### Exercise
Work out how many lines hold the string "Правительства". Give that number and nothing more.

Data records
▬▬▬▬▬▬▬▬▬▬
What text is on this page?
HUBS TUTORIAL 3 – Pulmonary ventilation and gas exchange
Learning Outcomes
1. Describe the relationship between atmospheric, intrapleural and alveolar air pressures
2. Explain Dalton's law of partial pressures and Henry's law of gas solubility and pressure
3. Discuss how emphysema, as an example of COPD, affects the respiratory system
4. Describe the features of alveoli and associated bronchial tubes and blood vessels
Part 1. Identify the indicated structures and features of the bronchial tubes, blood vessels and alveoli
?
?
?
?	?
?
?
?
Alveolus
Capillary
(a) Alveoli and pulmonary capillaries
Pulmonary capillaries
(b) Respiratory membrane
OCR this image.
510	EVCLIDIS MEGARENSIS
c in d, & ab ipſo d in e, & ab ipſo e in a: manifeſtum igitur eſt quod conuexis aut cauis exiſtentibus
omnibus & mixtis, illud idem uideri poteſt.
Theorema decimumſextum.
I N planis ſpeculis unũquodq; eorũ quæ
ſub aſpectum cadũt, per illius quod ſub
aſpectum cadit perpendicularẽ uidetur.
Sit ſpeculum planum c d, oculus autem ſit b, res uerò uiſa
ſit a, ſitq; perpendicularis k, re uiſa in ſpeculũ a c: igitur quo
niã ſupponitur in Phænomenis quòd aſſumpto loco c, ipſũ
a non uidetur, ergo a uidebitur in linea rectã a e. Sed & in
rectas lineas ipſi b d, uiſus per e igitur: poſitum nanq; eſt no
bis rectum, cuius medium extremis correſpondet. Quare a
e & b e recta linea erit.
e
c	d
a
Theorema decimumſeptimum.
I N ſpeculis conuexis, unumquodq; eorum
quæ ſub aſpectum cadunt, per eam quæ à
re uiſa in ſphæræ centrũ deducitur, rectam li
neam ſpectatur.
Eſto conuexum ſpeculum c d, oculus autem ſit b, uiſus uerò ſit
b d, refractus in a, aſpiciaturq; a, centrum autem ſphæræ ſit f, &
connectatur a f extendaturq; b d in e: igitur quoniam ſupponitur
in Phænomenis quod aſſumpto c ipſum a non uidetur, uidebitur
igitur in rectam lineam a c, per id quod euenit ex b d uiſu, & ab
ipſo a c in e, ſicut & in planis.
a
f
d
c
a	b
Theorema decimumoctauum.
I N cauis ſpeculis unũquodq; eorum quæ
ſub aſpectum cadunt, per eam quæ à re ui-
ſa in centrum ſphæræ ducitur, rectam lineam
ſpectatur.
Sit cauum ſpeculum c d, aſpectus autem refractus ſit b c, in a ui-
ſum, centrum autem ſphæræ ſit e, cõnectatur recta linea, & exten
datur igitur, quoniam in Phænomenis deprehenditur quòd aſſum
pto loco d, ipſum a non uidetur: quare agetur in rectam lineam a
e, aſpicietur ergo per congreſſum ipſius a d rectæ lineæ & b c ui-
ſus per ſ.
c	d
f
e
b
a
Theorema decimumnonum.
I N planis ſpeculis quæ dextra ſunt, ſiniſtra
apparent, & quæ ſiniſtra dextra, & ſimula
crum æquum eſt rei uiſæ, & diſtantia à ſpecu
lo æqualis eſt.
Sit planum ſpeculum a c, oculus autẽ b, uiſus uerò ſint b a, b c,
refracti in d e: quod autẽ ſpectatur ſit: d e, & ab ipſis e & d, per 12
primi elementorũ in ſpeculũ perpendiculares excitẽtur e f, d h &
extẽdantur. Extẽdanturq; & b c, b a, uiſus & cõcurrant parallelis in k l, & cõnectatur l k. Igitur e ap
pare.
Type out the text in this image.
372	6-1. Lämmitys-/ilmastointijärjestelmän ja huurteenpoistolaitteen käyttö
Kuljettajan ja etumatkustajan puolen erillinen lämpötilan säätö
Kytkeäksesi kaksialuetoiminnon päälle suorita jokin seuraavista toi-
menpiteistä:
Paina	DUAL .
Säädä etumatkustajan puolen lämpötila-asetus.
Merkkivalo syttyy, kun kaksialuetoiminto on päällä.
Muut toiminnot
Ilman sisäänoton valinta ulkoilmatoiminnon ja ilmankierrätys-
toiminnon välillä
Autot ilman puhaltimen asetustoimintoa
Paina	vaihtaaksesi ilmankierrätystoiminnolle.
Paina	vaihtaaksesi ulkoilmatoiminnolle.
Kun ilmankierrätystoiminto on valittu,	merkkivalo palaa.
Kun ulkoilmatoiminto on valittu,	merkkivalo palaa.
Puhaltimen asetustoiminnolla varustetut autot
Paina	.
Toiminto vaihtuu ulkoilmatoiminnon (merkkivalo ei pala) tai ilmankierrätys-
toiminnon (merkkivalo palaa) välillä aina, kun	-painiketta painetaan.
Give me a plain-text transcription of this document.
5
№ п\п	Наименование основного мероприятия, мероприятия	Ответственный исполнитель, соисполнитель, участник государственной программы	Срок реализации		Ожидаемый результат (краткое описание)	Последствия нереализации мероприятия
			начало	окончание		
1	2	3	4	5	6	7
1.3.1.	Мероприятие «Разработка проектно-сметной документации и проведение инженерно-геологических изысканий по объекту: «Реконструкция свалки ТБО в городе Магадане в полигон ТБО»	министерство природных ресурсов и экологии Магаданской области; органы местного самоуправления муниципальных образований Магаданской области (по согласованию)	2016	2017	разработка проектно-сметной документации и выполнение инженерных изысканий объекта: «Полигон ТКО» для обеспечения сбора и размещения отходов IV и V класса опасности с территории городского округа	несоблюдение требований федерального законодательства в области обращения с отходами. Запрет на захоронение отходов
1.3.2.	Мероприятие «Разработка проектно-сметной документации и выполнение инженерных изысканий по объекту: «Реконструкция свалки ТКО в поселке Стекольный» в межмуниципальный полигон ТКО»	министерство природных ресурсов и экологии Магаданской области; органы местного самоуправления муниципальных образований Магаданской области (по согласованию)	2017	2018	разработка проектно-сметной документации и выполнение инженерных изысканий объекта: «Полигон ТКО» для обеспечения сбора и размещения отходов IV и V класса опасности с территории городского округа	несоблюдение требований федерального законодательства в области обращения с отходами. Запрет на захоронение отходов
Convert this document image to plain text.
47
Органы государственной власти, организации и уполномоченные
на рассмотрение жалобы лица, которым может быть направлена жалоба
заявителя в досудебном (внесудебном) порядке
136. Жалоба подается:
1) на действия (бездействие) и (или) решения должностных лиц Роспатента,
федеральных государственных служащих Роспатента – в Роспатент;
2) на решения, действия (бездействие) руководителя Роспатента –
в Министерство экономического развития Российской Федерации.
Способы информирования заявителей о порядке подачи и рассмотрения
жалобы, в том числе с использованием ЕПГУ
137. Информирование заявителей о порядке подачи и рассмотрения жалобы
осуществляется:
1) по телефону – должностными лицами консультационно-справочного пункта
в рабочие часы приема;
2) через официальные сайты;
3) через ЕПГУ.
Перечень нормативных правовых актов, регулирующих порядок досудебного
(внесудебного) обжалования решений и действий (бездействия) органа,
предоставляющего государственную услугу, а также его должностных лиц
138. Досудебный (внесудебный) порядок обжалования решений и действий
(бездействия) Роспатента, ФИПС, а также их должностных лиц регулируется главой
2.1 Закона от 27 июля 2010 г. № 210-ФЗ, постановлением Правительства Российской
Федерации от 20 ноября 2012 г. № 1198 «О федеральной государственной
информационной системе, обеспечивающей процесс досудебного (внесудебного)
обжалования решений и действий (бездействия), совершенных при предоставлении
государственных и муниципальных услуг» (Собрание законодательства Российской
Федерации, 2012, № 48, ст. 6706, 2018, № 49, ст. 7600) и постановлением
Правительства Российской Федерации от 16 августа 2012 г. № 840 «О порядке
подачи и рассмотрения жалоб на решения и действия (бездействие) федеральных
▬▬▬▬▬▬▬▬▬▬
### Written reply
2